Dataset rows about figures:
....................

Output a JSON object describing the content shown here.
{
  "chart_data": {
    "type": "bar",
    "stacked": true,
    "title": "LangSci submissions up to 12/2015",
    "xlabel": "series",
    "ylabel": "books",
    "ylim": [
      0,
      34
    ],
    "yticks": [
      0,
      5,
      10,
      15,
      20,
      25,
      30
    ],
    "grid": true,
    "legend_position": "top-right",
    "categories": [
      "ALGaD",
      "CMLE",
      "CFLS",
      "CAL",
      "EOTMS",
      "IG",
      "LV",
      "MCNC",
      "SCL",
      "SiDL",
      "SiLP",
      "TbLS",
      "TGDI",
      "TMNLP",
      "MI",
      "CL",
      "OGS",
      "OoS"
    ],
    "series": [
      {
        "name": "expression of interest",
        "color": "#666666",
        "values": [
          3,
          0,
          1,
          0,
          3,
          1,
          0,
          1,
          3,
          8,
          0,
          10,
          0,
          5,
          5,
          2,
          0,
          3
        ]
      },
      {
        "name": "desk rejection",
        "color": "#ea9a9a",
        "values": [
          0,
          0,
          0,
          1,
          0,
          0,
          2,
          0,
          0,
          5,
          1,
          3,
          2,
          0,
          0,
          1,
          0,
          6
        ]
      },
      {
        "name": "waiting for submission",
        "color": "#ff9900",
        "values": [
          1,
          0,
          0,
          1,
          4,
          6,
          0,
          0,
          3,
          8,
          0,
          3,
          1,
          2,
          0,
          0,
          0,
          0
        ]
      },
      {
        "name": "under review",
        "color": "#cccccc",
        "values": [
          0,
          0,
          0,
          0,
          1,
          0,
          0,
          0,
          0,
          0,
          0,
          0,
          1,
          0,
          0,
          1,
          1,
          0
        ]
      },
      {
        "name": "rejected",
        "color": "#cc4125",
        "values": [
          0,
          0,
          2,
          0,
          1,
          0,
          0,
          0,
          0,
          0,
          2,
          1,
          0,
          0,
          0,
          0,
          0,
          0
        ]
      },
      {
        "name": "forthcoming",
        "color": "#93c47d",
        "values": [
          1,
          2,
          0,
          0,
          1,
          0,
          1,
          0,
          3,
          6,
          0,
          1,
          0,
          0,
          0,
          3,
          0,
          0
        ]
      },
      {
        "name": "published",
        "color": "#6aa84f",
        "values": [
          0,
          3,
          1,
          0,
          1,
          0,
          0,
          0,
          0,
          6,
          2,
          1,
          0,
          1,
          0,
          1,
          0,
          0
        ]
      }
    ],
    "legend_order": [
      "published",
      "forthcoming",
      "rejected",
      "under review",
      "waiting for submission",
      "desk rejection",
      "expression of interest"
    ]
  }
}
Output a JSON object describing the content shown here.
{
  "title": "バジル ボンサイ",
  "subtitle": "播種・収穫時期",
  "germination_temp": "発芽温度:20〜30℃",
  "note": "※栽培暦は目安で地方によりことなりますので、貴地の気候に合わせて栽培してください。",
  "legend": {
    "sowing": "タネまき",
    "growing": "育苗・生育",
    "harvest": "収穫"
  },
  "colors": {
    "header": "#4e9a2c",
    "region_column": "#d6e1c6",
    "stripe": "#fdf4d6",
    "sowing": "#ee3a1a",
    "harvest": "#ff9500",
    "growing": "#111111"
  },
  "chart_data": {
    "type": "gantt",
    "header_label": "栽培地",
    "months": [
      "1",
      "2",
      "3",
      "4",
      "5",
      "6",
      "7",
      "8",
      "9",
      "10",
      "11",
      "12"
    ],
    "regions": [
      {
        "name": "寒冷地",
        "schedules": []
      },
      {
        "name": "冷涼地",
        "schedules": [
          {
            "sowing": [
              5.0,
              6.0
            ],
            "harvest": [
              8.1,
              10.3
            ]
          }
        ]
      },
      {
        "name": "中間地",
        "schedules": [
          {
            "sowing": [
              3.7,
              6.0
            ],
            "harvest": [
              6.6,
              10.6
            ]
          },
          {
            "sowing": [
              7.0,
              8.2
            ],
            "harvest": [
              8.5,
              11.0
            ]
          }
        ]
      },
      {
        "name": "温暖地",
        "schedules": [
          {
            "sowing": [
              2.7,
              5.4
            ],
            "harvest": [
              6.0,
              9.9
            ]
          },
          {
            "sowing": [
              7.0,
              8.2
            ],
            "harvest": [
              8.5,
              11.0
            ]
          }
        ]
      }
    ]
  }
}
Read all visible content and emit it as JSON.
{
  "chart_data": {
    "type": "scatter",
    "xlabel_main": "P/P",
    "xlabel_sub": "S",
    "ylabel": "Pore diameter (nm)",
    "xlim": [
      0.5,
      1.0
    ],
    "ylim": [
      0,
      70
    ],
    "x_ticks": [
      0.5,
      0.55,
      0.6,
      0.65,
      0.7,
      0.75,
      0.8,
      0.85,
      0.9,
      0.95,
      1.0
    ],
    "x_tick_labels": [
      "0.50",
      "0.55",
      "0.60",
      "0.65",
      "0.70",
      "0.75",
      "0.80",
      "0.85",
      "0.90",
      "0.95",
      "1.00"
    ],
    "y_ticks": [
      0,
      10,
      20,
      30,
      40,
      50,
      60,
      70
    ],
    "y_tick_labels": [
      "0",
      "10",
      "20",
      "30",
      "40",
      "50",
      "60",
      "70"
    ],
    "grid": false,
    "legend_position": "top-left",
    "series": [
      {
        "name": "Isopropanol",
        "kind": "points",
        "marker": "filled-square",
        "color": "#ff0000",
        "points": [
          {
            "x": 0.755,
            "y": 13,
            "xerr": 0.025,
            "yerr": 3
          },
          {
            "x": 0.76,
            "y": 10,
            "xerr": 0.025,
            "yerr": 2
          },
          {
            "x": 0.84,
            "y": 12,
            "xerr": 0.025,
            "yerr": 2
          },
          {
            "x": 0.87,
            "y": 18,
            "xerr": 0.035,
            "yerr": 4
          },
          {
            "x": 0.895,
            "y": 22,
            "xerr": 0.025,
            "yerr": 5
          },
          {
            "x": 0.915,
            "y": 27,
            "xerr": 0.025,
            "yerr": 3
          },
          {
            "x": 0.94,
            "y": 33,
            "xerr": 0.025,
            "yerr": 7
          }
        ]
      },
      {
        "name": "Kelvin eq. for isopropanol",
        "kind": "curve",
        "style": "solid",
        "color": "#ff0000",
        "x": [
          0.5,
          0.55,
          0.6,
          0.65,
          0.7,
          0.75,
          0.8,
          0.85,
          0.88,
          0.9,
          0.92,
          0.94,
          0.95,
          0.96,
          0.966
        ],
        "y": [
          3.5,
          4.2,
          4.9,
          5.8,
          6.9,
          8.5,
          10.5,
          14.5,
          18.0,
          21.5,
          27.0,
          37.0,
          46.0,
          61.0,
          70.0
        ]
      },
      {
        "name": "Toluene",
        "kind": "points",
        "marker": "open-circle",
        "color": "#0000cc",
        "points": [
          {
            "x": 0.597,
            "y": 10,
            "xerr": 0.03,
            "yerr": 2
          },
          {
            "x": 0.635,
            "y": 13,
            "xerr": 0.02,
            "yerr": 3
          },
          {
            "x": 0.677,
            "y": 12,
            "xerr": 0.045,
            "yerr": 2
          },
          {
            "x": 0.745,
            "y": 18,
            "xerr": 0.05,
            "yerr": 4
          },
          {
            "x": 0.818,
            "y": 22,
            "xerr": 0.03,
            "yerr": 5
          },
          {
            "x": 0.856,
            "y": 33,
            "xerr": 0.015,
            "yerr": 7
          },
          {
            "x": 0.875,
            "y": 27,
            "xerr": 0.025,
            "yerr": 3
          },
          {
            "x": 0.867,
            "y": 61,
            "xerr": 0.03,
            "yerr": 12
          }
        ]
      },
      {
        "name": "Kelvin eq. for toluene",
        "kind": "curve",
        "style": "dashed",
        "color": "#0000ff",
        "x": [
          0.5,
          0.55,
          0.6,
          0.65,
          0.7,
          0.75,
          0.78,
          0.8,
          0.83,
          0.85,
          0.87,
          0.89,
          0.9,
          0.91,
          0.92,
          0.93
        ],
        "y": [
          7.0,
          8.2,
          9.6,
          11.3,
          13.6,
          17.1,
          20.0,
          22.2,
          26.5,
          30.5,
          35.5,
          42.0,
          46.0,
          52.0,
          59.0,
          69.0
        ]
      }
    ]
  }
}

....................

Filter the records down to the lines that contain the string "marker", and copy those lines.

        "marker": "filled-square",
        "marker": "open-circle",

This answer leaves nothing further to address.